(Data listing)
-- Begin --

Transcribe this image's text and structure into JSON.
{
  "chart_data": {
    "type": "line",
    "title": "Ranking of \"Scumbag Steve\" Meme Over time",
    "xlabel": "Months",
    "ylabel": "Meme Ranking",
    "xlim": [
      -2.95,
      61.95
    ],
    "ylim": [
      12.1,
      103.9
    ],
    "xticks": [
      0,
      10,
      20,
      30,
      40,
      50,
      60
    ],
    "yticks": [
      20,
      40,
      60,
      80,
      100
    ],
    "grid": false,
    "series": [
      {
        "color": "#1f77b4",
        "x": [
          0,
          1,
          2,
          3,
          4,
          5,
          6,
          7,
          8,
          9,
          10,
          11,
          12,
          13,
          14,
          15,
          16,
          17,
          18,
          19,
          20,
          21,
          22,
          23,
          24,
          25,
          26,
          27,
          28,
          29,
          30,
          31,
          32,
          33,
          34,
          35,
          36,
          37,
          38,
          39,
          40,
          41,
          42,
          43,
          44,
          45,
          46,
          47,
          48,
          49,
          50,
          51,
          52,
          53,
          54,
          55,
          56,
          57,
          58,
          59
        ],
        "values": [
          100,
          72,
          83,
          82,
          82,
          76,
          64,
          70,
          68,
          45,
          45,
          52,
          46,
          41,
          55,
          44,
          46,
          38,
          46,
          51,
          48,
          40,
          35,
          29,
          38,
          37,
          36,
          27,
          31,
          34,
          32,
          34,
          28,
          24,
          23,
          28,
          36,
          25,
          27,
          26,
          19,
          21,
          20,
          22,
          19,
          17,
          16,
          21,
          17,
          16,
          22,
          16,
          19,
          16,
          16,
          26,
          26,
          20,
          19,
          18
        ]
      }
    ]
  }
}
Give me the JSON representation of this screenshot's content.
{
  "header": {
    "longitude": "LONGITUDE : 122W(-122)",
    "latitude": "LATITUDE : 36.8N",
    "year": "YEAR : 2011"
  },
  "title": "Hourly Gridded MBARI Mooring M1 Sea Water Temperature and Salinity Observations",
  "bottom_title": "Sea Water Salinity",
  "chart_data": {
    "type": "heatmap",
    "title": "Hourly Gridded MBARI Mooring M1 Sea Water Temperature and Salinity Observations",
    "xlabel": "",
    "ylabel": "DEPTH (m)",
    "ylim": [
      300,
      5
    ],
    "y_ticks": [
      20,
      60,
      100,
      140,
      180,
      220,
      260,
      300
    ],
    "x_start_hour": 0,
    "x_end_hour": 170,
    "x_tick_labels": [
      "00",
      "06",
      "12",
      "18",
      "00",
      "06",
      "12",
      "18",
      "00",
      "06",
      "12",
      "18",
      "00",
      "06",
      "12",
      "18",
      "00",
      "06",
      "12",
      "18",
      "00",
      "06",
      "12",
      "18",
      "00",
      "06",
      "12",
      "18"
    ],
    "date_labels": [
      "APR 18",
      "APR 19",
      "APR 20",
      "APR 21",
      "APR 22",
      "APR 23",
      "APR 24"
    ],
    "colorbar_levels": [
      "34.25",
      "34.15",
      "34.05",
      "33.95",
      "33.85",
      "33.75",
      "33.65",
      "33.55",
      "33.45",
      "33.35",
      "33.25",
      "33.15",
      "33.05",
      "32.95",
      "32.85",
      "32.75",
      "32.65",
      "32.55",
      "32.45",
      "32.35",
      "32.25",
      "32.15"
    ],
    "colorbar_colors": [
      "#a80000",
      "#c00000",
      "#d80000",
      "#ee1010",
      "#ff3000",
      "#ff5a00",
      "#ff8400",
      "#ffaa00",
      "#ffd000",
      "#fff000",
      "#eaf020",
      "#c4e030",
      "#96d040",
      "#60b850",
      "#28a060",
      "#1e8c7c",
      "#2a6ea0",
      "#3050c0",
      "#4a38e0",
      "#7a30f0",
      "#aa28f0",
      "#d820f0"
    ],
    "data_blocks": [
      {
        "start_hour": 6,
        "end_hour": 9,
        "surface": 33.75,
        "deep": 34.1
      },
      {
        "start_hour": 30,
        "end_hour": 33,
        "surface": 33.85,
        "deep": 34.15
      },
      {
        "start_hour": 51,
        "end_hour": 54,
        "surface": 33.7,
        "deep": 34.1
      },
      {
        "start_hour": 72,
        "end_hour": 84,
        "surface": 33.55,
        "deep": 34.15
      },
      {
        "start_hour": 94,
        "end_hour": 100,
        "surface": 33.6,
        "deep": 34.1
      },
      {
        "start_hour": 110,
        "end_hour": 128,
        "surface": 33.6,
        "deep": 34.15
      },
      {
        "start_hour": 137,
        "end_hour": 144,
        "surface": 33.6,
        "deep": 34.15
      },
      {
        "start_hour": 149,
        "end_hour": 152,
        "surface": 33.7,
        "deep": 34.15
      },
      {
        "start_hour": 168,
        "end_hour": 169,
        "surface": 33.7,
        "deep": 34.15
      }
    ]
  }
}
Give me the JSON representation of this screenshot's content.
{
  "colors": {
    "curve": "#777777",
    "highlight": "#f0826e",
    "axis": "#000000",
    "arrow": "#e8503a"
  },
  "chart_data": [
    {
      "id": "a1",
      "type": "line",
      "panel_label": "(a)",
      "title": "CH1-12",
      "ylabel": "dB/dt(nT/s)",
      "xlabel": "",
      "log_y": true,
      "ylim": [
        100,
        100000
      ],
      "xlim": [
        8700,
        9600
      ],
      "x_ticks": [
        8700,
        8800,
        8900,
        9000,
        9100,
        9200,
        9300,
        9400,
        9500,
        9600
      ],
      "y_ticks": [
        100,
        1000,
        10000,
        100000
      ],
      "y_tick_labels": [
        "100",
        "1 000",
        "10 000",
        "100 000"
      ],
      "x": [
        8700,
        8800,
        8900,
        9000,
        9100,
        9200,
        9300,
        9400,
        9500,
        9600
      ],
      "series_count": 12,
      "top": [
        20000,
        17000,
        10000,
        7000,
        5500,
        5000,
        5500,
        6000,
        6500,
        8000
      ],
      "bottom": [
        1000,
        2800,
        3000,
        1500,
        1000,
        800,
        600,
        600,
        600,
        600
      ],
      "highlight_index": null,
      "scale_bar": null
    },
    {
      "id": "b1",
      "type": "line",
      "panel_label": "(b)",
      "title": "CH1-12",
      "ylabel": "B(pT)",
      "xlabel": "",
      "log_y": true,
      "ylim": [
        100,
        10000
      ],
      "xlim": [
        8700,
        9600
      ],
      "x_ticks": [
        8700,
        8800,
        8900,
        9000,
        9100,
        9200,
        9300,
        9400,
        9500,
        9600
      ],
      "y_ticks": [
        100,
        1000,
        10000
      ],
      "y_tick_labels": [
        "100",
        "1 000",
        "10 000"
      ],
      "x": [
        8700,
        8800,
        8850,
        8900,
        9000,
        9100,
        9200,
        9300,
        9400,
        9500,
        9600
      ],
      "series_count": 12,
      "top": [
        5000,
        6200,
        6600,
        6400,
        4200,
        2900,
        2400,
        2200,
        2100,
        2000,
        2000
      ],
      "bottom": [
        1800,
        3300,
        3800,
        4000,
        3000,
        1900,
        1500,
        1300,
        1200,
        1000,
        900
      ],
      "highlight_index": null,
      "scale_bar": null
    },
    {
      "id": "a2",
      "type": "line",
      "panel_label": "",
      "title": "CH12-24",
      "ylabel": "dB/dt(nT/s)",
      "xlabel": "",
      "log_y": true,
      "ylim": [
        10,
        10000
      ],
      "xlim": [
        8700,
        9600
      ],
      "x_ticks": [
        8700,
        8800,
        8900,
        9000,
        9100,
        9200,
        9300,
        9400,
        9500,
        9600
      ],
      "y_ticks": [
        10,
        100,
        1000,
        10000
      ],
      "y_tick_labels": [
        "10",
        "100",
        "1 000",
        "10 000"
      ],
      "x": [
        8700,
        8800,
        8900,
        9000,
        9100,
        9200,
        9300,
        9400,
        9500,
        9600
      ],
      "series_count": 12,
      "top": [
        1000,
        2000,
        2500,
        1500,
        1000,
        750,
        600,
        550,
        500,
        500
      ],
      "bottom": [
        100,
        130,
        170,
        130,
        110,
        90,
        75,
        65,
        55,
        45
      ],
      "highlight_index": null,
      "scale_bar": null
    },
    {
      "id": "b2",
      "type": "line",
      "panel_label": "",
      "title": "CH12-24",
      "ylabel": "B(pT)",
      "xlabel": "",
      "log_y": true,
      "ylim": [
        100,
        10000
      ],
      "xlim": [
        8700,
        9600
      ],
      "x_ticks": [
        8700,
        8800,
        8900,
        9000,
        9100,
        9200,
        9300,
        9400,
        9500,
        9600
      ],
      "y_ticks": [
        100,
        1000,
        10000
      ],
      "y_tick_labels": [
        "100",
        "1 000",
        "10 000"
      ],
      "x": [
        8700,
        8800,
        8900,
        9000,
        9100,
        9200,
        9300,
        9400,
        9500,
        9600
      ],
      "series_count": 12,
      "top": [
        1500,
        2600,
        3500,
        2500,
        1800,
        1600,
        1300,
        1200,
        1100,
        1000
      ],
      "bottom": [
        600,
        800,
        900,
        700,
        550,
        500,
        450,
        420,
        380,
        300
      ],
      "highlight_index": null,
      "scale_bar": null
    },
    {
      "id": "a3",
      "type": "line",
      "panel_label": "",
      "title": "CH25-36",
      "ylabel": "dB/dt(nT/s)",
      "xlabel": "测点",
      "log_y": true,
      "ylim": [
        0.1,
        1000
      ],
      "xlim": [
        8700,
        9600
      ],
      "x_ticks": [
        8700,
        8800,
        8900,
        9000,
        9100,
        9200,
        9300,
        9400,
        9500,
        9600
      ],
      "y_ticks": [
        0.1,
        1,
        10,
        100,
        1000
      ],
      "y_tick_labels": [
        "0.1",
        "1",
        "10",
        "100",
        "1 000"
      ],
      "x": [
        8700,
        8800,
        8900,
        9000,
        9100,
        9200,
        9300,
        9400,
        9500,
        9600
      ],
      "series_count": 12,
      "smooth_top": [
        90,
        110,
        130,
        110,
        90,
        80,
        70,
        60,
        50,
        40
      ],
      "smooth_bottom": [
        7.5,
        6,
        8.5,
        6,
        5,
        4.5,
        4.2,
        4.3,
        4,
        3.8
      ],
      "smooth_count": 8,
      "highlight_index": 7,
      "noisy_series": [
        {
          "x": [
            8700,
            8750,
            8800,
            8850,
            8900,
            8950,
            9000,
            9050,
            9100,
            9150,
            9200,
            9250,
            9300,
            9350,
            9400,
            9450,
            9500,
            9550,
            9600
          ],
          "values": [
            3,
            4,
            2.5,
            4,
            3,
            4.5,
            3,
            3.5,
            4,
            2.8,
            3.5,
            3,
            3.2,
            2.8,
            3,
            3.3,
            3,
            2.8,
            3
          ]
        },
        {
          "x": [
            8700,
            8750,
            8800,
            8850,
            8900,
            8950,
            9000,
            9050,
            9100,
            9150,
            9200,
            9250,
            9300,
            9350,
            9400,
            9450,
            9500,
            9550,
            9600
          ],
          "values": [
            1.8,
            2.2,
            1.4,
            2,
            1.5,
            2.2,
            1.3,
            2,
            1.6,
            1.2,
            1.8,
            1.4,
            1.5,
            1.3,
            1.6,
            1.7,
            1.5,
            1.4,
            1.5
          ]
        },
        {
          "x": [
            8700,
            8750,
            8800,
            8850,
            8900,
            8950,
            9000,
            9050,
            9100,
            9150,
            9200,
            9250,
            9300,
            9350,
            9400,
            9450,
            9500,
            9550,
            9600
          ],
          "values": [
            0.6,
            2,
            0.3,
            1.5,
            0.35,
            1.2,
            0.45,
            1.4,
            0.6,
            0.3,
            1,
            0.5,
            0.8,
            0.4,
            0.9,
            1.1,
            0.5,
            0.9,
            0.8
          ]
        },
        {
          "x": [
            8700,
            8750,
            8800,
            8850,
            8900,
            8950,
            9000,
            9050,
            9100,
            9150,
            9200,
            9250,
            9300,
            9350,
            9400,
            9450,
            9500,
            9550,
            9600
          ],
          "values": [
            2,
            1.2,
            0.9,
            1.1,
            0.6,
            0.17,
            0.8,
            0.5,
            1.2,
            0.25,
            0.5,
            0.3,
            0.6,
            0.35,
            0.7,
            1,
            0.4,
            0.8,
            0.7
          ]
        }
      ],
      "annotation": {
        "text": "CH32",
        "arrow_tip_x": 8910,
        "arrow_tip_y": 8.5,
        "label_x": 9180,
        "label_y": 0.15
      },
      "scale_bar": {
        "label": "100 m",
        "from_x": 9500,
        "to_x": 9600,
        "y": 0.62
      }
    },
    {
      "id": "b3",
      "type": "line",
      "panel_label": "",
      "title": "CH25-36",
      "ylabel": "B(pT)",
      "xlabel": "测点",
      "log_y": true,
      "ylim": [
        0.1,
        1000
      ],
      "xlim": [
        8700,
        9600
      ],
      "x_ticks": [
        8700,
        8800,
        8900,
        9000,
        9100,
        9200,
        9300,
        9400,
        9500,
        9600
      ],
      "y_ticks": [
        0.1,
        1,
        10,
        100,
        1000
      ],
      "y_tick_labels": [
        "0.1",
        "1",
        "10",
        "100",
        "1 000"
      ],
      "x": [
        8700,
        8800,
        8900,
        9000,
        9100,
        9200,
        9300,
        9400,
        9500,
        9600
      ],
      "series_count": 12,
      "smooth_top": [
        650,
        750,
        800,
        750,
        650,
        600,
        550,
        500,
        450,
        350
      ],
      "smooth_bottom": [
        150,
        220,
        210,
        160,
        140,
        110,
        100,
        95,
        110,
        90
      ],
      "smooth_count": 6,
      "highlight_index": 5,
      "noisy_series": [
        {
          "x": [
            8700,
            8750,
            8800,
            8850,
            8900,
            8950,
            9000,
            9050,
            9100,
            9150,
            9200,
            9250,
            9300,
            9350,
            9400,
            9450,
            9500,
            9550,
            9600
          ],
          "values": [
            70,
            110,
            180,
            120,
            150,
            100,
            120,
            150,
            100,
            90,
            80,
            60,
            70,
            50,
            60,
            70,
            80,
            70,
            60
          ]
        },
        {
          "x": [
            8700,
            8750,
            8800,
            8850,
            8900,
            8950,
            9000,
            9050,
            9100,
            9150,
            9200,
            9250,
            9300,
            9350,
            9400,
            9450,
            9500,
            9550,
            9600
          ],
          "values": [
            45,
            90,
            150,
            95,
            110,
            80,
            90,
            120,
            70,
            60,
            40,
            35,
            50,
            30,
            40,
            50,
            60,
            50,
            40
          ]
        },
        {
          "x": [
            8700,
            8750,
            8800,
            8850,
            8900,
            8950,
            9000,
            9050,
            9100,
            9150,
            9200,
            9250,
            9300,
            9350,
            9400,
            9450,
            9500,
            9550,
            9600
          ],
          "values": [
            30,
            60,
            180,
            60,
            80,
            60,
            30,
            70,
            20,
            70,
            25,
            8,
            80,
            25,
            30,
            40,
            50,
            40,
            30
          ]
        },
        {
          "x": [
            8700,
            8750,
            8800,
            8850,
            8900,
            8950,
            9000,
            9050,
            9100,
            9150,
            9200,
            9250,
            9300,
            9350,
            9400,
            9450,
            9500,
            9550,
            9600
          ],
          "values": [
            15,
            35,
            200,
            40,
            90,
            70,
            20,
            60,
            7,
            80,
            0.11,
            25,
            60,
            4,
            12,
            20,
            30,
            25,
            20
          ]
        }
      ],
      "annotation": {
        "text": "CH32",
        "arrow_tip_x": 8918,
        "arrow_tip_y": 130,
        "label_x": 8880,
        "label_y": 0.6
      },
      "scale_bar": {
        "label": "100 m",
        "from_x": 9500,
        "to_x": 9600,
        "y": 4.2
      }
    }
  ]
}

-- End --

§ **TASK STATEMENT**
Go through the data above and find the lines with the word "Mooring". Copy each of those lines.

§ **EXERCISE RESULT**
  "title": "Hourly Gridded MBARI Mooring M1 Sea Water Temperature and Salinity Observations",
    "title": "Hourly Gridded MBARI Mooring M1 Sea Water Temperature and Salinity Observations",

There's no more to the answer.